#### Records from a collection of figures

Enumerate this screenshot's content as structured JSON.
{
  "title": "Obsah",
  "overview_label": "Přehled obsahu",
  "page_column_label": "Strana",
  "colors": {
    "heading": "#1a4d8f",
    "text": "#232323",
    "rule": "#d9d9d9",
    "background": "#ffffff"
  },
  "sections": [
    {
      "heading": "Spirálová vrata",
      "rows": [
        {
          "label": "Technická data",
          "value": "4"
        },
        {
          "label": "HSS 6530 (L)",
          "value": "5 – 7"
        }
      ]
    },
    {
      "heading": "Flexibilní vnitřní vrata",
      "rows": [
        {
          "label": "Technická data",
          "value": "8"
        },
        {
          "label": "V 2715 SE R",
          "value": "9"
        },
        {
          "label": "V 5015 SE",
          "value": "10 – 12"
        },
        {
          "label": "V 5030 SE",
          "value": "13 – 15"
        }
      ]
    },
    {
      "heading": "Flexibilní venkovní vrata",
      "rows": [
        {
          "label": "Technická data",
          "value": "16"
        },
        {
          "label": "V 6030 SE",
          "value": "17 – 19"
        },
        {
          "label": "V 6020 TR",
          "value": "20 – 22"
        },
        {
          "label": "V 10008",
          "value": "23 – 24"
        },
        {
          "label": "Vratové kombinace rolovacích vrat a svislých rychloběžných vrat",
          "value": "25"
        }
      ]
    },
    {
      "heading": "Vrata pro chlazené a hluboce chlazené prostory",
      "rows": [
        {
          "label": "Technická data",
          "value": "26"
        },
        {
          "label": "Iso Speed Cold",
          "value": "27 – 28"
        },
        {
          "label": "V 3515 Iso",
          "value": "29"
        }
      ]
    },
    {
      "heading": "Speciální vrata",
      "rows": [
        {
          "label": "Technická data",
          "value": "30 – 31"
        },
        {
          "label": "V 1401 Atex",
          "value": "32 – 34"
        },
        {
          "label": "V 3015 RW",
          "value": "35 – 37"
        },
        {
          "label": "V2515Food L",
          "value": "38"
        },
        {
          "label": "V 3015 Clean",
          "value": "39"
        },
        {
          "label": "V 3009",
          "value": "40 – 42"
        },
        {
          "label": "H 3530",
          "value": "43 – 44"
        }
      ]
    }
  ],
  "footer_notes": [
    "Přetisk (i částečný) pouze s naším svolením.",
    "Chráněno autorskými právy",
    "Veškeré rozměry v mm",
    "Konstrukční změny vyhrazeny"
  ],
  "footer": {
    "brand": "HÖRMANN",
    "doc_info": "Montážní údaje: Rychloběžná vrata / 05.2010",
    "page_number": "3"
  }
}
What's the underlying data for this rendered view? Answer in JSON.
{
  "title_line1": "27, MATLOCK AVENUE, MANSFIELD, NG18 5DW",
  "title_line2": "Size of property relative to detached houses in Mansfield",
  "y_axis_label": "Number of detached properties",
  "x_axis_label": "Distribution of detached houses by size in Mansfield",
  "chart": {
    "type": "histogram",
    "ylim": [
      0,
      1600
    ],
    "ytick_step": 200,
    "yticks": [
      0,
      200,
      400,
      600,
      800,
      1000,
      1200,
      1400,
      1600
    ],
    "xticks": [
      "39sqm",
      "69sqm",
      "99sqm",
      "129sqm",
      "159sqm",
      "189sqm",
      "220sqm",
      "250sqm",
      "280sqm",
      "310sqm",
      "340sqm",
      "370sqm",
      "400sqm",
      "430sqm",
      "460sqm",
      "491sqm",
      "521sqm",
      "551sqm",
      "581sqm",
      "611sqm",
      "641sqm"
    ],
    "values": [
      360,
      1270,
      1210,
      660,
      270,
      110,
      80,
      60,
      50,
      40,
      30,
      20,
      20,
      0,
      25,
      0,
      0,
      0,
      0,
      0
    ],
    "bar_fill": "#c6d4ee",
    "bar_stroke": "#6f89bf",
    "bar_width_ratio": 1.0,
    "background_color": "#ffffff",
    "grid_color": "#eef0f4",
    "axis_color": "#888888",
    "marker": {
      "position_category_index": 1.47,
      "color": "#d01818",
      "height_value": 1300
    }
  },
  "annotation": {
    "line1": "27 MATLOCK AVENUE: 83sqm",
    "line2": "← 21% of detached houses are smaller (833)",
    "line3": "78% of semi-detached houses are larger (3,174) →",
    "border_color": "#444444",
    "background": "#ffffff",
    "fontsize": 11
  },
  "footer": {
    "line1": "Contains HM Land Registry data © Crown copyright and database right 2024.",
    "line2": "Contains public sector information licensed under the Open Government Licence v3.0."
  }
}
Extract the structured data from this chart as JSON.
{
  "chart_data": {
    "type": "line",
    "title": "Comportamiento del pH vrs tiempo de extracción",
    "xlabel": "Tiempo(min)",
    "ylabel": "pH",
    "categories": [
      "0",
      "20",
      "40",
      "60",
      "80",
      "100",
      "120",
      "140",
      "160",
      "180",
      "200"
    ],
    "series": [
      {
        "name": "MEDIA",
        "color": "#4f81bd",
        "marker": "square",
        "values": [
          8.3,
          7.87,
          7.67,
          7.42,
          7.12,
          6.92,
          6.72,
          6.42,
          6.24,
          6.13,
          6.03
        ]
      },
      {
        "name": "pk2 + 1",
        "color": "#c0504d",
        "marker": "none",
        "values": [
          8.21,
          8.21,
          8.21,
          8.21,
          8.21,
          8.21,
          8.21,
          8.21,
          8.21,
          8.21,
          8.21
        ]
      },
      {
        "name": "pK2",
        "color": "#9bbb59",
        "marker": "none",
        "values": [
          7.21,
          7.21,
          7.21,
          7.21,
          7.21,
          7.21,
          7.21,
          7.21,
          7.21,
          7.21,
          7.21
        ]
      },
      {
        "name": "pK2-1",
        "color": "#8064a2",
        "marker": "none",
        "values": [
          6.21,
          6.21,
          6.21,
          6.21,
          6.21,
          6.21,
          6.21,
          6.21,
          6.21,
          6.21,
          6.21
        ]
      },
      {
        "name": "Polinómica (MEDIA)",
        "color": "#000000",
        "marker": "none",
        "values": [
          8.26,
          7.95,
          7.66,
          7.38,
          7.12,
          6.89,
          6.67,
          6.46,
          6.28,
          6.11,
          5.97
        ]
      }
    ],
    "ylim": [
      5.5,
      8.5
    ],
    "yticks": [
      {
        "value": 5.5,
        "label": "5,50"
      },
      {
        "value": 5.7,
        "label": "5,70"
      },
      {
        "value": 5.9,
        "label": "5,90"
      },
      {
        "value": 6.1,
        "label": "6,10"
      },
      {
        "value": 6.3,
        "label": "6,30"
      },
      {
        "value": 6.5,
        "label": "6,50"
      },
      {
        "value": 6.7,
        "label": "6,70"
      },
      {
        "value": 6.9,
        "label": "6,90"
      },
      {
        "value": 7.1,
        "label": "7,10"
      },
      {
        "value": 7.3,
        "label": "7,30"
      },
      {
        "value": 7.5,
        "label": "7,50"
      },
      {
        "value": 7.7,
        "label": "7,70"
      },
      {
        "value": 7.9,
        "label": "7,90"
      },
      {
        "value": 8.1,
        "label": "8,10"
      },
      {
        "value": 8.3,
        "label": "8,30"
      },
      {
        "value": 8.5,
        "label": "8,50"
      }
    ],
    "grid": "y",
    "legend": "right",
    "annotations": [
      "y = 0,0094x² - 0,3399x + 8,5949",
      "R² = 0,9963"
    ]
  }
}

#### What you need to do
Only lines with the string "heading" belong in your answer; copy each one.

#### Result for this task
    "heading": "#1a4d8f",
      "heading": "Spirálová vrata",
      "heading": "Flexibilní vnitřní vrata",
      "heading": "Flexibilní venkovní vrata",
      "heading": "Vrata pro chlazené a hluboce chlazené prostory",
      "heading": "Speciální vrata",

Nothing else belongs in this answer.